- [Your objective]
Write out the full set of records below exactly.

- [Task input]

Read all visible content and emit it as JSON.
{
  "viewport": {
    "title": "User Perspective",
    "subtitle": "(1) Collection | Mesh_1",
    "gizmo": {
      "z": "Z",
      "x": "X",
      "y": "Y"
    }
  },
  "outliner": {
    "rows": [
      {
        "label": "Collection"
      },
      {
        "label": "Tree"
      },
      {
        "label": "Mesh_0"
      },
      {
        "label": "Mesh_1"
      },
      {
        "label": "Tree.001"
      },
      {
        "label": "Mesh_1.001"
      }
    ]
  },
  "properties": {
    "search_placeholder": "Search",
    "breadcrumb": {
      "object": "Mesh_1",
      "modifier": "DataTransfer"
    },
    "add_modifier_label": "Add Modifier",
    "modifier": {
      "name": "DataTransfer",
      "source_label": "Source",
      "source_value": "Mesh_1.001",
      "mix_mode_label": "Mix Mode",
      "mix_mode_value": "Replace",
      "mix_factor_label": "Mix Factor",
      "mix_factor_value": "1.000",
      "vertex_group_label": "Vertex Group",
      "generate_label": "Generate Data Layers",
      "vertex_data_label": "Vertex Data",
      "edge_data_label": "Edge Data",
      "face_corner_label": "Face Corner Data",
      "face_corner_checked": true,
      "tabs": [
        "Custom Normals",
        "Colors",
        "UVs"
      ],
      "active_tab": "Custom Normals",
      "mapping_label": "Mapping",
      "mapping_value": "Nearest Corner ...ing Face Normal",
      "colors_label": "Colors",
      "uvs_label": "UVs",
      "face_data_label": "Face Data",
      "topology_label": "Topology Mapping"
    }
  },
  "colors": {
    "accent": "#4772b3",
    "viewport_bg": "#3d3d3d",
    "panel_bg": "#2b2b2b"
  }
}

- [In response]
Read all visible content and emit it as JSON.
{
  "viewport": {
    "title": "User Perspective",
    "subtitle": "(1) Collection | Mesh_1",
    "gizmo": {
      "z": "Z",
      "x": "X",
      "y": "Y"
    }
  },
  "outliner": {
    "rows": [
      {
        "label": "Collection"
      },
      {
        "label": "Tree"
      },
      {
        "label": "Mesh_0"
      },
      {
        "label": "Mesh_1"
      },
      {
        "label": "Tree.001"
      },
      {
        "label": "Mesh_1.001"
      }
    ]
  },
  "properties": {
    "search_placeholder": "Search",
    "breadcrumb": {
      "object": "Mesh_1",
      "modifier": "DataTransfer"
    },
    "add_modifier_label": "Add Modifier",
    "modifier": {
      "name": "DataTransfer",
      "source_label": "Source",
      "source_value": "Mesh_1.001",
      "mix_mode_label": "Mix Mode",
      "mix_mode_value": "Replace",
      "mix_factor_label": "Mix Factor",
      "mix_factor_value": "1.000",
      "vertex_group_label": "Vertex Group",
      "generate_label": "Generate Data Layers",
      "vertex_data_label": "Vertex Data",
      "edge_data_label": "Edge Data",
      "face_corner_label": "Face Corner Data",
      "face_corner_checked": true,
      "tabs": [
        "Custom Normals",
        "Colors",
        "UVs"
      ],
      "active_tab": "Custom Normals",
      "mapping_label": "Mapping",
      "mapping_value": "Nearest Corner ...ing Face Normal",
      "colors_label": "Colors",
      "uvs_label": "UVs",
      "face_data_label": "Face Data",
      "topology_label": "Topology Mapping"
    }
  },
  "colors": {
    "accent": "#4772b3",
    "viewport_bg": "#3d3d3d",
    "panel_bg": "#2b2b2b"
  }
}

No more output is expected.